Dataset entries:

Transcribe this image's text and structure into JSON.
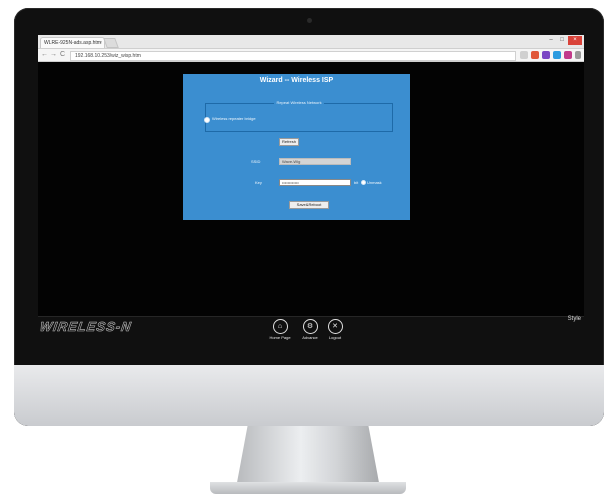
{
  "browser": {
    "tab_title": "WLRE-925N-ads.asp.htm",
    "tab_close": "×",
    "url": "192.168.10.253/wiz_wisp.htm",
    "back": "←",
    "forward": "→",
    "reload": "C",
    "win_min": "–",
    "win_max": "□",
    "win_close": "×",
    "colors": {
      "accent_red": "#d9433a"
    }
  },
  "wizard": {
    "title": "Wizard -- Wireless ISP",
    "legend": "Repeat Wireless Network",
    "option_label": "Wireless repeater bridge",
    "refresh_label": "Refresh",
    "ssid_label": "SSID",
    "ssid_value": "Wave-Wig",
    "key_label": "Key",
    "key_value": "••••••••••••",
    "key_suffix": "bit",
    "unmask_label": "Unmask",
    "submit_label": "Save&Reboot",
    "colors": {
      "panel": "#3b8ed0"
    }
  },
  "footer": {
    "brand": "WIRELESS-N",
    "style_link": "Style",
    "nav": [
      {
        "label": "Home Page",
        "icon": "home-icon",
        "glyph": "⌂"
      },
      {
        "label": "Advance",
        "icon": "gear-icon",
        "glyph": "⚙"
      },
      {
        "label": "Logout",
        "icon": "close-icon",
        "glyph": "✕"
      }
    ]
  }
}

---

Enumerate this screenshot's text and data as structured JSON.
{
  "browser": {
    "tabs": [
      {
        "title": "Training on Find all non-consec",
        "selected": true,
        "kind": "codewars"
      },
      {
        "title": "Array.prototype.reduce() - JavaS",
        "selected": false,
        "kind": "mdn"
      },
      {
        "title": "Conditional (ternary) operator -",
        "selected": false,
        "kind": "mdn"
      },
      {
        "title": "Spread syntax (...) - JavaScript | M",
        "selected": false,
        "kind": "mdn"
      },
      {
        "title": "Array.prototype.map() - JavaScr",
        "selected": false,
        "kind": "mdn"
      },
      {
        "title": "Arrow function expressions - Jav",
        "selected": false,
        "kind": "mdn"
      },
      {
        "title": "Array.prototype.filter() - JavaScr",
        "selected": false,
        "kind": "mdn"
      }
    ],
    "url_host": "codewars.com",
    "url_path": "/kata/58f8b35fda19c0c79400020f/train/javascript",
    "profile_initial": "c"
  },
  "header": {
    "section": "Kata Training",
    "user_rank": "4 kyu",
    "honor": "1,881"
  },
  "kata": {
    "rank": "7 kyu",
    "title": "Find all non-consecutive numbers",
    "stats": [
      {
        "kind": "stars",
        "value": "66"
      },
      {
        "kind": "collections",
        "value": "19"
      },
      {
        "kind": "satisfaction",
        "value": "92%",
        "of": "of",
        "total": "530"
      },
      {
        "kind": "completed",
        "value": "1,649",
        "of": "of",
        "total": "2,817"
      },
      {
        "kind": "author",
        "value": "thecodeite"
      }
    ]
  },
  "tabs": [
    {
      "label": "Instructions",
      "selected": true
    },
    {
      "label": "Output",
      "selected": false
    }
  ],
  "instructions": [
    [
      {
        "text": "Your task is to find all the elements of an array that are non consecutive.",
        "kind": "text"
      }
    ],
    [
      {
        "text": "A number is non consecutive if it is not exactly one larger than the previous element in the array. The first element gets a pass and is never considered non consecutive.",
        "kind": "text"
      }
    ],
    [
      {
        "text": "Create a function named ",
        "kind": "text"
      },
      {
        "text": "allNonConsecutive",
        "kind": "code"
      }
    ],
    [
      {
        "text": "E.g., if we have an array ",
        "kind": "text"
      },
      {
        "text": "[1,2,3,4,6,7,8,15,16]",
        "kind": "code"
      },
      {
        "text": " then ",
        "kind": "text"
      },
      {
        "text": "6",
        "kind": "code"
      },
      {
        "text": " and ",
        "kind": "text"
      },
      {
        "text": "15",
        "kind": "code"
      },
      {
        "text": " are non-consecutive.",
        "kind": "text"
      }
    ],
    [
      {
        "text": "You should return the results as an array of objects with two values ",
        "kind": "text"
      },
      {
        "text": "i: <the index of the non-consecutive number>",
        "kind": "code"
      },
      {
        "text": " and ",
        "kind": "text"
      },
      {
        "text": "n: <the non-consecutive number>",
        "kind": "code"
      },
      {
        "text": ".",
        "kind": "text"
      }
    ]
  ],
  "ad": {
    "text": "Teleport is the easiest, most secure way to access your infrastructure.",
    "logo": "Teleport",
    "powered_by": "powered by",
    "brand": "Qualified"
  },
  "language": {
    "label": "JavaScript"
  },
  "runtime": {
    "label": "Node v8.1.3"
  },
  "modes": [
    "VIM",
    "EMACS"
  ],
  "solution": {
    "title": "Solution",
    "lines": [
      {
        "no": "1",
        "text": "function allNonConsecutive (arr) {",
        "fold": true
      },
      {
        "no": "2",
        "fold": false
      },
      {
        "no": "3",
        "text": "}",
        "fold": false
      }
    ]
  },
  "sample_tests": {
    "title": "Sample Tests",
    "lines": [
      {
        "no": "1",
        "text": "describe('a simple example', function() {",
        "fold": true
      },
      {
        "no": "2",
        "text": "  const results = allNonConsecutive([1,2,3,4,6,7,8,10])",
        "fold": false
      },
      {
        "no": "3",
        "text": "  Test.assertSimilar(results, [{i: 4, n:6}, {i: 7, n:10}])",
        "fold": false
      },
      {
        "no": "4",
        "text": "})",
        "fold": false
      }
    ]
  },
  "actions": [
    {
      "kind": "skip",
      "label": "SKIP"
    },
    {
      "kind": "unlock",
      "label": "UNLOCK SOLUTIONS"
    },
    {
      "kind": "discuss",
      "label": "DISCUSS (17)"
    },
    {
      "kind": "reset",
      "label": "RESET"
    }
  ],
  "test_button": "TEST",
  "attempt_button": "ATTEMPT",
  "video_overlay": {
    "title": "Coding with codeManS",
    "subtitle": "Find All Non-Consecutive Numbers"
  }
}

---

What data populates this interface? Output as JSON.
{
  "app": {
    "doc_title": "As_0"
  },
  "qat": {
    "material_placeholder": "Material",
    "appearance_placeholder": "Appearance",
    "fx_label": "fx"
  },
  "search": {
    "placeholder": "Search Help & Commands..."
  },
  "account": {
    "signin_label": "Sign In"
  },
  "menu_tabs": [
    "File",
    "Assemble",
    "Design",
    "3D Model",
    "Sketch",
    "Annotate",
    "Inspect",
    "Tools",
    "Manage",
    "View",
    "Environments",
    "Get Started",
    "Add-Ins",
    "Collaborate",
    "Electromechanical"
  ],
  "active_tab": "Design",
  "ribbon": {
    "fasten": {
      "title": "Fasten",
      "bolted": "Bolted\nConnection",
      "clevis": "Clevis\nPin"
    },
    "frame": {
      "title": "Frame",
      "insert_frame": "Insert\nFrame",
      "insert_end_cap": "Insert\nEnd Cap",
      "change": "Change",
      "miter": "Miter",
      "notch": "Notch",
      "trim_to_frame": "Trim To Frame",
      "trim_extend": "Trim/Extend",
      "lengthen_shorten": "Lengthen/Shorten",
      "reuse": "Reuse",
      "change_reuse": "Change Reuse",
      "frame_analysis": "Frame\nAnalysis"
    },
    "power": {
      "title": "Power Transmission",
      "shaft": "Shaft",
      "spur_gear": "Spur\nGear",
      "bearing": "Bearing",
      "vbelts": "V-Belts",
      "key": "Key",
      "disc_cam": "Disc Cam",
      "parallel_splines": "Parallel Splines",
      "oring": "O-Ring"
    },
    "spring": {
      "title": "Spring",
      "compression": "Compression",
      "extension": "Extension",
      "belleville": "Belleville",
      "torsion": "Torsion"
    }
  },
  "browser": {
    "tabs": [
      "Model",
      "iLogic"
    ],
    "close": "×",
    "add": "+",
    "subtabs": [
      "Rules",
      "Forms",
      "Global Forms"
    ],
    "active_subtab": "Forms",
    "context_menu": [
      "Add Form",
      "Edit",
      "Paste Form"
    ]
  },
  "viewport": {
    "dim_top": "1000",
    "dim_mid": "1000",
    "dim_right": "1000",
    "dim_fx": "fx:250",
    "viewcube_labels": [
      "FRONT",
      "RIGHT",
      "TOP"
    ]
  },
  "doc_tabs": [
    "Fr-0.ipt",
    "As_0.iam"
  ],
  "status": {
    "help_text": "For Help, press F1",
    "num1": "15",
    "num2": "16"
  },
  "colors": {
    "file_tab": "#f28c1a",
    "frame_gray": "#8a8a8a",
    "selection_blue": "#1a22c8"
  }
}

What to work on:
Find every line that holds "allNonConsecutive" and copy it.

Response to this exercise:
        "text": "allNonConsecutive",
        "text": "function allNonConsecutive (arr) {",
        "text": "  const results = allNonConsecutive([1,2,3,4,6,7,8,10])",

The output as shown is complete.